**WORK REQUIRED**
Copy every line from the material below that holds "Einstellungen".

**RECORDS SHOWN**
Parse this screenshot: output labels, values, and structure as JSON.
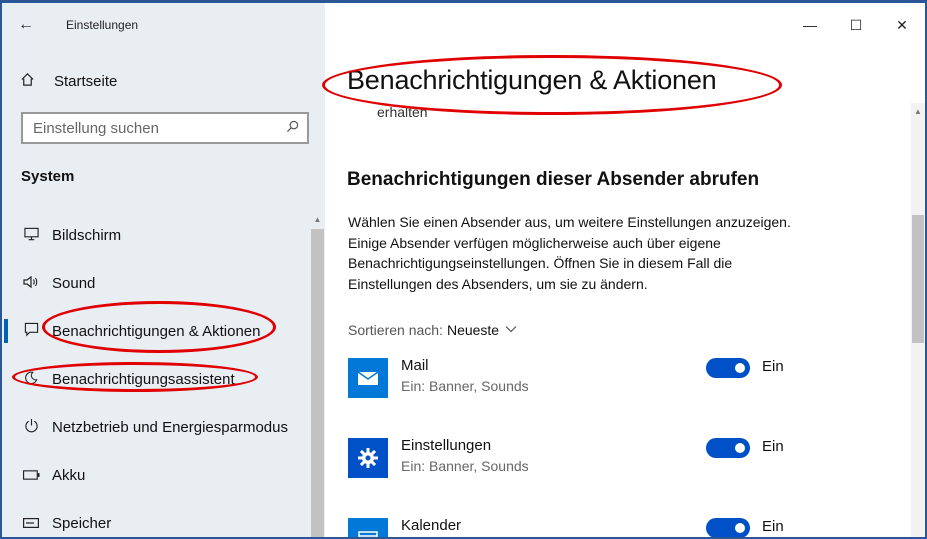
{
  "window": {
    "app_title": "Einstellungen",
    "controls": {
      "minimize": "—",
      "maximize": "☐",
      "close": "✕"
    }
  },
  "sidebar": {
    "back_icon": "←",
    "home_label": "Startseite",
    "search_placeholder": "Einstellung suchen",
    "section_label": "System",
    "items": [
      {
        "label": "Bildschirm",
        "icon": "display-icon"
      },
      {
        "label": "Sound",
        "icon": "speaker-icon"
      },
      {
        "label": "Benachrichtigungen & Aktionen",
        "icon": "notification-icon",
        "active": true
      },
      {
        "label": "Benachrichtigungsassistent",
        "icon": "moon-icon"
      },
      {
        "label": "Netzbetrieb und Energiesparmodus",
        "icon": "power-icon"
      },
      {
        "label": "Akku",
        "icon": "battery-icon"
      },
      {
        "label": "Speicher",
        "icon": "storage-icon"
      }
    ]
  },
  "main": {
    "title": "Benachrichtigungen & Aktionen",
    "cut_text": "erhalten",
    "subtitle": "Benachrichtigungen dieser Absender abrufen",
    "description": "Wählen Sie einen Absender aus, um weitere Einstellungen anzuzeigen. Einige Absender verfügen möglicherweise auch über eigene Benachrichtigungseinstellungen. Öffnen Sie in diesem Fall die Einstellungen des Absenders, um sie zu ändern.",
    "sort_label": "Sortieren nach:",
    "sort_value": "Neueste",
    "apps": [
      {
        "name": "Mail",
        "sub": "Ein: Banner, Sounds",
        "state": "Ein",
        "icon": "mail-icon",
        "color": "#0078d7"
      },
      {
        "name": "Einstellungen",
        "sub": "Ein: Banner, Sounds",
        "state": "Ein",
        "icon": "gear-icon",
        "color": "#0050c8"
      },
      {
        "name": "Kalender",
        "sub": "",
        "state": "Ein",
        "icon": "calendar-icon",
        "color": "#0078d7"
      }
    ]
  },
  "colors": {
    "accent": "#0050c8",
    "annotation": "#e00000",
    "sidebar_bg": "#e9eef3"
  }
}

--

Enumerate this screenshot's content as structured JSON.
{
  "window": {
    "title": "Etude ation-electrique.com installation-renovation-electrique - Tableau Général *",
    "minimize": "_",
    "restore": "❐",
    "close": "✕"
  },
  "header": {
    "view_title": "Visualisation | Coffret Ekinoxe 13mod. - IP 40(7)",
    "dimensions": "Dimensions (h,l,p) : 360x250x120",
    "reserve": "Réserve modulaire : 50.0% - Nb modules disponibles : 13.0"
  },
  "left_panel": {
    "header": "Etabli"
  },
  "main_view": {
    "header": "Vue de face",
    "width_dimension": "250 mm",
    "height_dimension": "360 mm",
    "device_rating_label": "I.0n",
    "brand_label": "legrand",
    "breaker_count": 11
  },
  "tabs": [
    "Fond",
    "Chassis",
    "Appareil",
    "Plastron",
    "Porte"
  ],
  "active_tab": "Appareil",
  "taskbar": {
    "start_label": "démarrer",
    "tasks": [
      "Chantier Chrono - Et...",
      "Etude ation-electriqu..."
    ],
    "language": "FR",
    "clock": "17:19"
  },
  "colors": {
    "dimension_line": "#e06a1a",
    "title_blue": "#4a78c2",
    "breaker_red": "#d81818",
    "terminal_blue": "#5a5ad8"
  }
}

**REPLY TO THE TASK**
    "app_title": "Einstellungen",
    "description": "Wählen Sie einen Absender aus, um weitere Einstellungen anzuzeigen. Einige Absender verfügen möglicherweise auch über eigene Benachrichtigungseinstellungen. Öffnen Sie in diesem Fall die Einstellungen des Absenders, um sie zu ändern.",
        "name": "Einstellungen",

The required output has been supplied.